* Start Records for processing *
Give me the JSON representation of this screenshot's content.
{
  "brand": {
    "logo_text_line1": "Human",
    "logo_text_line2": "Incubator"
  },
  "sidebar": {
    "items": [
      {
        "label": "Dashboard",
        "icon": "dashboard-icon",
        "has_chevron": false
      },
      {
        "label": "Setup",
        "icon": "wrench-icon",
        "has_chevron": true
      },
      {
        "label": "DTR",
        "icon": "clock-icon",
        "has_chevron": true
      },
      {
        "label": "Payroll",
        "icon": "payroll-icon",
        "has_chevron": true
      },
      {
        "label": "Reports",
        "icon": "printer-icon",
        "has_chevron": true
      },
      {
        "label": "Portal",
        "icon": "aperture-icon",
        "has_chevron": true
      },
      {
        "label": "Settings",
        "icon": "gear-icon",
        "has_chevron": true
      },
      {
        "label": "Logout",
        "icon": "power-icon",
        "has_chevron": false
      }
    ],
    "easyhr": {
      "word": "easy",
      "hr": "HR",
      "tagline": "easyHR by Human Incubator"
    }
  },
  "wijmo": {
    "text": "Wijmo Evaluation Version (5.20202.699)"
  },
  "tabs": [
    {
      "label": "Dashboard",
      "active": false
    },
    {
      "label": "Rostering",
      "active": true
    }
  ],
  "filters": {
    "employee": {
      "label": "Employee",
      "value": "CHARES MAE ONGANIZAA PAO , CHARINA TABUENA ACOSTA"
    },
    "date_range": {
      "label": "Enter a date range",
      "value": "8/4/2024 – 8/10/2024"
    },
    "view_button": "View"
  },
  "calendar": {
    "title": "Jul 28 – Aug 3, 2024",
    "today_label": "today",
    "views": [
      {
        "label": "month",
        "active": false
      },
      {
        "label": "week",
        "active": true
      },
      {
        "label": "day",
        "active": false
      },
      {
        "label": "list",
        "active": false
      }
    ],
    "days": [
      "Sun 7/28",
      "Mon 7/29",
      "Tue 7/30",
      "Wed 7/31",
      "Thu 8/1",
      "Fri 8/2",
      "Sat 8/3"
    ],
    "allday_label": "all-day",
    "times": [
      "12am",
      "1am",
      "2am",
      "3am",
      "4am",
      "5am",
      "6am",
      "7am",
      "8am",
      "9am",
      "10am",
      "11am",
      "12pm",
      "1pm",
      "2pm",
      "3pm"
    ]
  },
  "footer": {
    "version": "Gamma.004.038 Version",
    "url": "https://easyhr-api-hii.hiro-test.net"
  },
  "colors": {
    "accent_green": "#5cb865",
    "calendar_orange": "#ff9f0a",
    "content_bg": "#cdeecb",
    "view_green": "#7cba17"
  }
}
* End Records for processing *
Stated task:
Give back all the data exactly as written.

Exercise result:
Give me the JSON representation of this screenshot's content.
{
  "brand": {
    "logo_text_line1": "Human",
    "logo_text_line2": "Incubator"
  },
  "sidebar": {
    "items": [
      {
        "label": "Dashboard",
        "icon": "dashboard-icon",
        "has_chevron": false
      },
      {
        "label": "Setup",
        "icon": "wrench-icon",
        "has_chevron": true
      },
      {
        "label": "DTR",
        "icon": "clock-icon",
        "has_chevron": true
      },
      {
        "label": "Payroll",
        "icon": "payroll-icon",
        "has_chevron": true
      },
      {
        "label": "Reports",
        "icon": "printer-icon",
        "has_chevron": true
      },
      {
        "label": "Portal",
        "icon": "aperture-icon",
        "has_chevron": true
      },
      {
        "label": "Settings",
        "icon": "gear-icon",
        "has_chevron": true
      },
      {
        "label": "Logout",
        "icon": "power-icon",
        "has_chevron": false
      }
    ],
    "easyhr": {
      "word": "easy",
      "hr": "HR",
      "tagline": "easyHR by Human Incubator"
    }
  },
  "wijmo": {
    "text": "Wijmo Evaluation Version (5.20202.699)"
  },
  "tabs": [
    {
      "label": "Dashboard",
      "active": false
    },
    {
      "label": "Rostering",
      "active": true
    }
  ],
  "filters": {
    "employee": {
      "label": "Employee",
      "value": "CHARES MAE ONGANIZAA PAO , CHARINA TABUENA ACOSTA"
    },
    "date_range": {
      "label": "Enter a date range",
      "value": "8/4/2024 – 8/10/2024"
    },
    "view_button": "View"
  },
  "calendar": {
    "title": "Jul 28 – Aug 3, 2024",
    "today_label": "today",
    "views": [
      {
        "label": "month",
        "active": false
      },
      {
        "label": "week",
        "active": true
      },
      {
        "label": "day",
        "active": false
      },
      {
        "label": "list",
        "active": false
      }
    ],
    "days": [
      "Sun 7/28",
      "Mon 7/29",
      "Tue 7/30",
      "Wed 7/31",
      "Thu 8/1",
      "Fri 8/2",
      "Sat 8/3"
    ],
    "allday_label": "all-day",
    "times": [
      "12am",
      "1am",
      "2am",
      "3am",
      "4am",
      "5am",
      "6am",
      "7am",
      "8am",
      "9am",
      "10am",
      "11am",
      "12pm",
      "1pm",
      "2pm",
      "3pm"
    ]
  },
  "footer": {
    "version": "Gamma.004.038 Version",
    "url": "https://easyhr-api-hii.hiro-test.net"
  },
  "colors": {
    "accent_green": "#5cb865",
    "calendar_orange": "#ff9f0a",
    "content_bg": "#cdeecb",
    "view_green": "#7cba17"
  }
}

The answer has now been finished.